--- START ---
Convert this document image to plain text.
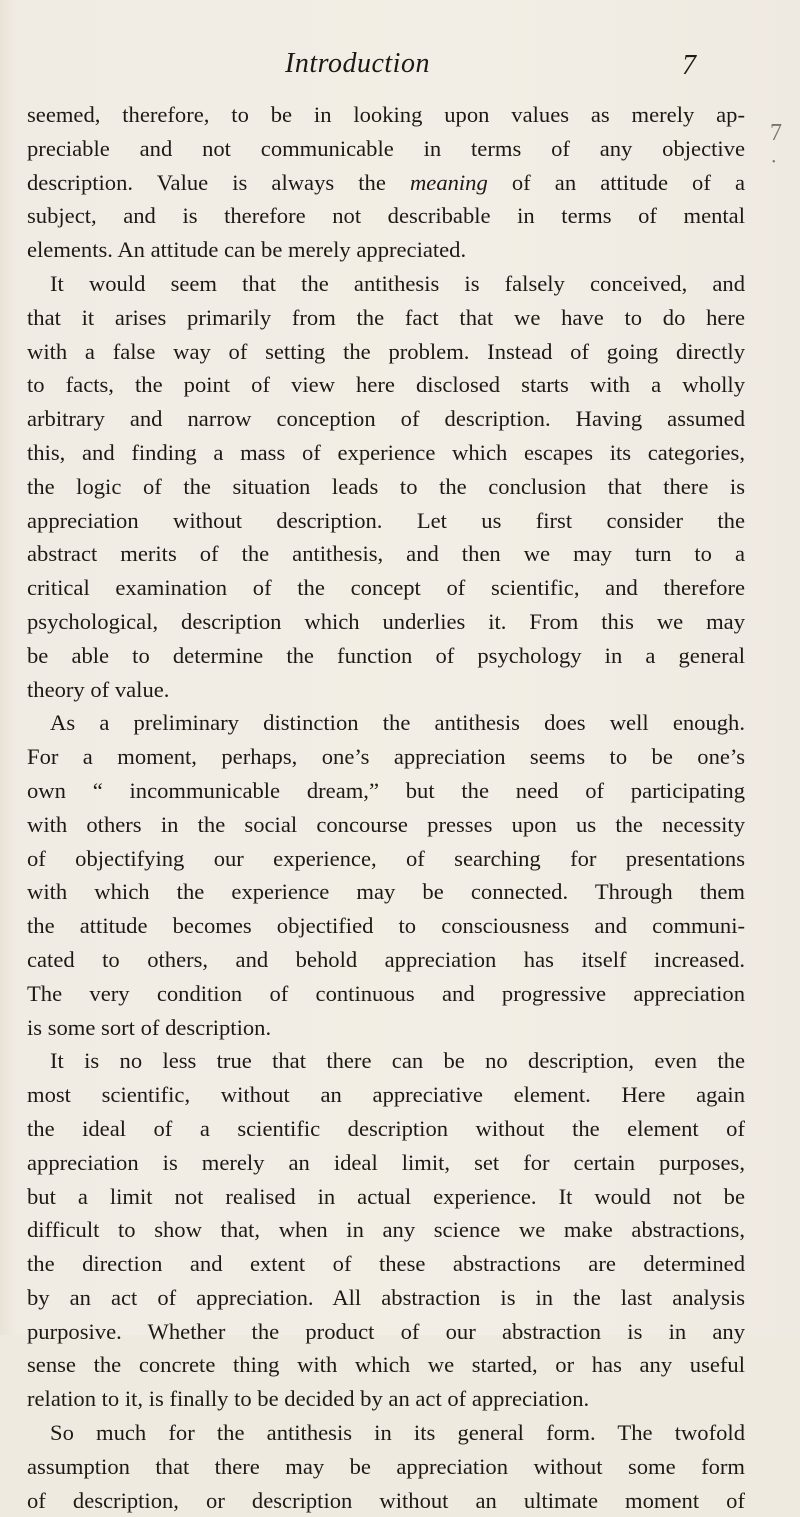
Introduction	7
seemed, therefore, to be in looking upon values as merely ap-
preciable and not communicable in terms of any objective
description. Value is always the meaning of an attitude of a
subject, and is therefore not describable in terms of mental
elements. An attitude can be merely appreciated.
It would seem that the antithesis is falsely conceived, and
that it arises primarily from the fact that we have to do here
with a false way of setting the problem. Instead of going directly
to facts, the point of view here disclosed starts with a wholly
arbitrary and narrow conception of description. Having assumed
this, and finding a mass of experience which escapes its categories,
the logic of the situation leads to the conclusion that there is
appreciation without description. Let us first consider the
abstract merits of the antithesis, and then we may turn to a
critical examination of the concept of scientific, and therefore
psychological, description which underlies it. From this we may
be able to determine the function of psychology in a general
theory of value.
As a preliminary distinction the antithesis does well enough.
For a moment, perhaps, one’s appreciation seems to be one’s
own “ incommunicable dream,” but the need of participating
with others in the social concourse presses upon us the necessity
of objectifying our experience, of searching for presentations
with which the experience may be connected. Through them
the attitude becomes objectified to consciousness and communi-
cated to others, and behold appreciation has itself increased.
The very condition of continuous and progressive appreciation
is some sort of description.
It is no less true that there can be no description, even the
most scientific, without an appreciative element. Here again
the ideal of a scientific description without the element of
appreciation is merely an ideal limit, set for certain purposes,
but a limit not realised in actual experience. It would not be
difficult to show that, when in any science we make abstractions,
the direction and extent of these abstractions are determined
by an act of appreciation. All abstraction is in the last analysis
purposive. Whether the product of our abstraction is in any
sense the concrete thing with which we started, or has any useful
relation to it, is finally to be decided by an act of appreciation.
So much for the antithesis in its general form. The twofold
assumption that there may be appreciation without some form
of description, or description without an ultimate moment of
7
•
--- END ---
• [DIRECTION]
Copy each line from the data above that includes "some".

• [THE SOLUTION]
is some sort of description.
assumption that there may be appreciation without some form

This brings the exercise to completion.